● **Recorded data**
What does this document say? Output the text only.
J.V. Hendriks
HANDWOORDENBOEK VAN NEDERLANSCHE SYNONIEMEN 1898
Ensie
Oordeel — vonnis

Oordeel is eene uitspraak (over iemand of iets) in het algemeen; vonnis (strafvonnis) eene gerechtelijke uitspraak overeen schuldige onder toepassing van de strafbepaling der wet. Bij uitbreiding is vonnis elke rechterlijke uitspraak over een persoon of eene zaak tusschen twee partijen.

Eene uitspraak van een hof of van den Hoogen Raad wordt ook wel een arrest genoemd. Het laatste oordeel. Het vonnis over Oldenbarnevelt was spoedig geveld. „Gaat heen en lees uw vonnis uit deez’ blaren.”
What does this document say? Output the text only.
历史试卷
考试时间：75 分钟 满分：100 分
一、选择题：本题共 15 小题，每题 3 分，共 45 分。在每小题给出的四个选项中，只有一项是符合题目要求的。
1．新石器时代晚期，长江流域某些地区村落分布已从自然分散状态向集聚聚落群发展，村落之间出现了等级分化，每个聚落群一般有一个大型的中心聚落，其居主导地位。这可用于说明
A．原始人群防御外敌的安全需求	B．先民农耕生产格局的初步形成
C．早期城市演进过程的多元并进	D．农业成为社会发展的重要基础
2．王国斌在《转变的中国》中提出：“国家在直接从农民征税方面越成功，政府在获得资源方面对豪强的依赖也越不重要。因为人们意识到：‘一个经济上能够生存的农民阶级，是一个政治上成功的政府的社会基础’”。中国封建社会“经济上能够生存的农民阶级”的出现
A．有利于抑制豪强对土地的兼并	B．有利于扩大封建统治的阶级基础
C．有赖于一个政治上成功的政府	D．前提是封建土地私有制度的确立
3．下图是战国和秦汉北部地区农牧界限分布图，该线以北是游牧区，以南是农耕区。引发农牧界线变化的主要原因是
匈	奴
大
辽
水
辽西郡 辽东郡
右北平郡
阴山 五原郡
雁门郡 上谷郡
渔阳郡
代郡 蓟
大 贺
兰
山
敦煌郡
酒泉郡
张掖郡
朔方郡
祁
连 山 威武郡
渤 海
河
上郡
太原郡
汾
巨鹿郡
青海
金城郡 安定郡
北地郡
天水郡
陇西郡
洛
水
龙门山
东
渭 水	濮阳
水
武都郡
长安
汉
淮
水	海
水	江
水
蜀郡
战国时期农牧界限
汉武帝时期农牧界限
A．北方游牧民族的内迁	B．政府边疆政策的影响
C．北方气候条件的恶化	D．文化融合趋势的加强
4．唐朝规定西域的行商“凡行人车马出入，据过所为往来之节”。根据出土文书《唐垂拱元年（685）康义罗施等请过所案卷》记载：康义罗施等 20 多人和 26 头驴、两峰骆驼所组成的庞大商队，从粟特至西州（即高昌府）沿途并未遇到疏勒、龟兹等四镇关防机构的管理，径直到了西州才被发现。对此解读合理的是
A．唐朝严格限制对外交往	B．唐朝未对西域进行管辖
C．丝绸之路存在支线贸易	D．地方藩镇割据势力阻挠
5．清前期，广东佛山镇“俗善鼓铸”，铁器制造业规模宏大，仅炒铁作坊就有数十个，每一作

...

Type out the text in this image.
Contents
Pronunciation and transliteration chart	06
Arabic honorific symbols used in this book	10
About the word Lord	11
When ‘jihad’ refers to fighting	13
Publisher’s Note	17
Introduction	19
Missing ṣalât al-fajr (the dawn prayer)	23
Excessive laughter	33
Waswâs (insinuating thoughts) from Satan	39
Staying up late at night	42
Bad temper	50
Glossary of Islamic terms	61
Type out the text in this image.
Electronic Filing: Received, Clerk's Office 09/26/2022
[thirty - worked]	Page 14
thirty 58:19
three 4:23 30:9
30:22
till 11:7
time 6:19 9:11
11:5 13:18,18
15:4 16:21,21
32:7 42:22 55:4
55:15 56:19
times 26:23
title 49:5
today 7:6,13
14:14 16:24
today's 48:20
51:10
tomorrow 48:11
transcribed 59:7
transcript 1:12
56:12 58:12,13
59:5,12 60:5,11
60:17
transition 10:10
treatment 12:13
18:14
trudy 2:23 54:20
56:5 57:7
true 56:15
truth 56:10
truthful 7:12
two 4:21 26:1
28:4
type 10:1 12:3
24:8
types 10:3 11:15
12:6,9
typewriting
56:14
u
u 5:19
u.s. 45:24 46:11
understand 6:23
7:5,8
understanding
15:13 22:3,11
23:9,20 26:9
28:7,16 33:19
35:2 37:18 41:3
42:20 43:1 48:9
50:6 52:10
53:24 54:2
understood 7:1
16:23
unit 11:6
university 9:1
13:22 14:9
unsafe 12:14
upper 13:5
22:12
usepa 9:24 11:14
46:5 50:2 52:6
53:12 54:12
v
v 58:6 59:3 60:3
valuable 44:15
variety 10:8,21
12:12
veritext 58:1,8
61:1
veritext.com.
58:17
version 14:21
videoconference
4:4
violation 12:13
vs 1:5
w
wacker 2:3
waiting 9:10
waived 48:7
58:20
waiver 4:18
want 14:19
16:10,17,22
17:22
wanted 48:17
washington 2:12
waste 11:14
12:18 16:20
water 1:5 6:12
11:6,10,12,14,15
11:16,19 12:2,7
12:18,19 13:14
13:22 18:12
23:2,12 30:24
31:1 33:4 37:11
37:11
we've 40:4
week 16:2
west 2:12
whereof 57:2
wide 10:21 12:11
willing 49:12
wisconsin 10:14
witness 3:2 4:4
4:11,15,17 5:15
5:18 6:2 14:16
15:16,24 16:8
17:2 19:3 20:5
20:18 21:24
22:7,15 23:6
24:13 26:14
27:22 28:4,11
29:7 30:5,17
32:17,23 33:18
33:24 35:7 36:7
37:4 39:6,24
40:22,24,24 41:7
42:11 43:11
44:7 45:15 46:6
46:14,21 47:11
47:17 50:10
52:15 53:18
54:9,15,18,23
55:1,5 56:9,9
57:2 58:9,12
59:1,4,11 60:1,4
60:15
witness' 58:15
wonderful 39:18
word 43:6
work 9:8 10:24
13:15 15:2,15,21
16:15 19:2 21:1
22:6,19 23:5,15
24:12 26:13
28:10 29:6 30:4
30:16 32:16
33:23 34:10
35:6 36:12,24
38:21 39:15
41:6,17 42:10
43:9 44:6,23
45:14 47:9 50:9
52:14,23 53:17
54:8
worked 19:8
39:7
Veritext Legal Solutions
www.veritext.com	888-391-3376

● **Work to do**
Look through the records and gather every line containing "over".

● **Exercise output**
Oordeel is eene uitspraak (over iemand of iets) in het algemeen; vonnis (strafvonnis) eene gerechtelijke uitspraak overeen schuldige onder toepassing van de strafbepaling der wet. Bij uitbreiding is vonnis elke rechterlijke uitspraak over een persoon of eene zaak tusschen twee partijen.
Eene uitspraak van een hof of van den Hoogen Raad wordt ook wel een arrest genoemd. Het laatste oordeel. Het vonnis over Oldenbarnevelt was spoedig geveld. „Gaat heen en lees uw vonnis uit deez’ blaren.”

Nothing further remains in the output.